Set problem:
What is the number of lines in the entries below that include the word "Executive"? Provide the number only.

Data section:
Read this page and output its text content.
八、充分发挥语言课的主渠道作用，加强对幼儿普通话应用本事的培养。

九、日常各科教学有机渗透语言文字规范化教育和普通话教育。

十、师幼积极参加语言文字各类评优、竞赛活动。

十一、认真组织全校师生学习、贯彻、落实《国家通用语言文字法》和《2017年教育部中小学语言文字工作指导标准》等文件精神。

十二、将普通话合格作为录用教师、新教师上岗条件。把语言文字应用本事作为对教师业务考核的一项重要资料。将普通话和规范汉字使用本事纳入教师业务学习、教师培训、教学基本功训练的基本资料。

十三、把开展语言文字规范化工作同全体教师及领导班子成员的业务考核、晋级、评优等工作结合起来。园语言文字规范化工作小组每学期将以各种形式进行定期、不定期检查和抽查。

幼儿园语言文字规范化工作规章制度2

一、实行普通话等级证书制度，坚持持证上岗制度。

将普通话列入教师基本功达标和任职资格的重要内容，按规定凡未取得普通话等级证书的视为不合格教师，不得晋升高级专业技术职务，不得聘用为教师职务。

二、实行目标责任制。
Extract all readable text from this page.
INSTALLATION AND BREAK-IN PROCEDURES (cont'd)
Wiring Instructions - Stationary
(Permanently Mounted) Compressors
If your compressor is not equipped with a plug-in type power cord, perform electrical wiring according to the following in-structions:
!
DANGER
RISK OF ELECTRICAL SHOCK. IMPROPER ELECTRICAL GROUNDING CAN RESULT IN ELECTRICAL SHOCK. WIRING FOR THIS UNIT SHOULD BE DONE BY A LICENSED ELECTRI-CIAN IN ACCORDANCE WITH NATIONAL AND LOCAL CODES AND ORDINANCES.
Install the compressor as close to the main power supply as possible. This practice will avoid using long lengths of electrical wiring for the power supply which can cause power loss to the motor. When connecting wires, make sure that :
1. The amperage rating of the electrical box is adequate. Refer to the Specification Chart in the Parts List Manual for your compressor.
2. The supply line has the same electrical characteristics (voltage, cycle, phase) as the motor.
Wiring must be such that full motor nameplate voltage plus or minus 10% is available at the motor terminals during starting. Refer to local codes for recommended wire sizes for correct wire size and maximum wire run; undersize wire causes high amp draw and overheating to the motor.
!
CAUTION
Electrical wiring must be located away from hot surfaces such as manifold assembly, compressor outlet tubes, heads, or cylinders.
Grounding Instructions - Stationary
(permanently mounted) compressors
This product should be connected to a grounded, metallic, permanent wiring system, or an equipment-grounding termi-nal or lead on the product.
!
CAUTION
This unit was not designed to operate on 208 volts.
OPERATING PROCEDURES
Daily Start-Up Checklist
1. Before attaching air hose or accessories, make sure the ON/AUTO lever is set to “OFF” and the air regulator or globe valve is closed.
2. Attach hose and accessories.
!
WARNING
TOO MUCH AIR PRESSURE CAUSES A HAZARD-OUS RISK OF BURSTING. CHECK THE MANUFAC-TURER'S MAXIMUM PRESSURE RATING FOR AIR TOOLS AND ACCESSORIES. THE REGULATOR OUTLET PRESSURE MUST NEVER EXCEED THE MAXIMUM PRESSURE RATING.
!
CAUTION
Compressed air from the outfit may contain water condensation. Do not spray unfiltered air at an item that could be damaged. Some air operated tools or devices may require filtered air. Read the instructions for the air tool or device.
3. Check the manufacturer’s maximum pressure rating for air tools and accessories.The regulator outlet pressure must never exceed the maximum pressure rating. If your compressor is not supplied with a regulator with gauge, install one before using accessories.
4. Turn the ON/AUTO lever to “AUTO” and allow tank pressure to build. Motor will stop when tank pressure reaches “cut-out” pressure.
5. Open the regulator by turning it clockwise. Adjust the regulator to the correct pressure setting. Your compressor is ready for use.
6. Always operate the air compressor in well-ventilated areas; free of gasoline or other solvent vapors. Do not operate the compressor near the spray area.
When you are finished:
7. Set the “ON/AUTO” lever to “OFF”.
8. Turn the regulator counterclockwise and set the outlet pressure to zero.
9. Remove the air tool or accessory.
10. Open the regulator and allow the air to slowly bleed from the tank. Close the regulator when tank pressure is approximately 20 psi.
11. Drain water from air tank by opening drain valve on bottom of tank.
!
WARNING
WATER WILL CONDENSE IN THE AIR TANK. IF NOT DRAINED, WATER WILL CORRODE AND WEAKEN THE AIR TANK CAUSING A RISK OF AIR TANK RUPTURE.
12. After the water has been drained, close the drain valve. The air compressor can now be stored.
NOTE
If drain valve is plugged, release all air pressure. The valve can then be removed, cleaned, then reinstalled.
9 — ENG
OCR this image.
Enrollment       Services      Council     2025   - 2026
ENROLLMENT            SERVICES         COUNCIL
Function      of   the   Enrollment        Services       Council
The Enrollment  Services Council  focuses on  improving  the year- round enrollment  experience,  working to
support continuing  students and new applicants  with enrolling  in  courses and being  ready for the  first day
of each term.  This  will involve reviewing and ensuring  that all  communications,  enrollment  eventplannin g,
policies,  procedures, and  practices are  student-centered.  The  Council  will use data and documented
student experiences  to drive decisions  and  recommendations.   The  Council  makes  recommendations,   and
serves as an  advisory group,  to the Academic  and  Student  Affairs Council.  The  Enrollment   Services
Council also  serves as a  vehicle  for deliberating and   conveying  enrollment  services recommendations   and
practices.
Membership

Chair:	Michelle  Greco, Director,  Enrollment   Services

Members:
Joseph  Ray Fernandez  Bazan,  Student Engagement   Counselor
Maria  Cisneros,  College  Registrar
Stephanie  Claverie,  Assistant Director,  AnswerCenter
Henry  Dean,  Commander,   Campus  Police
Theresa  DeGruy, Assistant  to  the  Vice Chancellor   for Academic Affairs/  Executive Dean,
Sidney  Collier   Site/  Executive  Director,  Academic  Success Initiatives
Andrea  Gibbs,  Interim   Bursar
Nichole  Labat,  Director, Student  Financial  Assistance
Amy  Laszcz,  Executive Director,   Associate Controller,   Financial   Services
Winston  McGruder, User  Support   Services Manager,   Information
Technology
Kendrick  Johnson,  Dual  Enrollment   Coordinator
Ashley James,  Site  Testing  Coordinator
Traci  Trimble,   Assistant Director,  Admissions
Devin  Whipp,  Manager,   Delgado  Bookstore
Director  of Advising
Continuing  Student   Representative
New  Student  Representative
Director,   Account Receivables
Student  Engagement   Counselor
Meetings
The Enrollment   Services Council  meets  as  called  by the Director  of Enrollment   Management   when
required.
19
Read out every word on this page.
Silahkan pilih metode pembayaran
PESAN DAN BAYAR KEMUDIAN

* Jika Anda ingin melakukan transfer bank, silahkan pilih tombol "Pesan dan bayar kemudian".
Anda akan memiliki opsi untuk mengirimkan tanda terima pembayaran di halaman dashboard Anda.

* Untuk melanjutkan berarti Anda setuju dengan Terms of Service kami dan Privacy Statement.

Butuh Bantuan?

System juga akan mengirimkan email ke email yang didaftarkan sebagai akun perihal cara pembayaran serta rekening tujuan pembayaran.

Answer:
3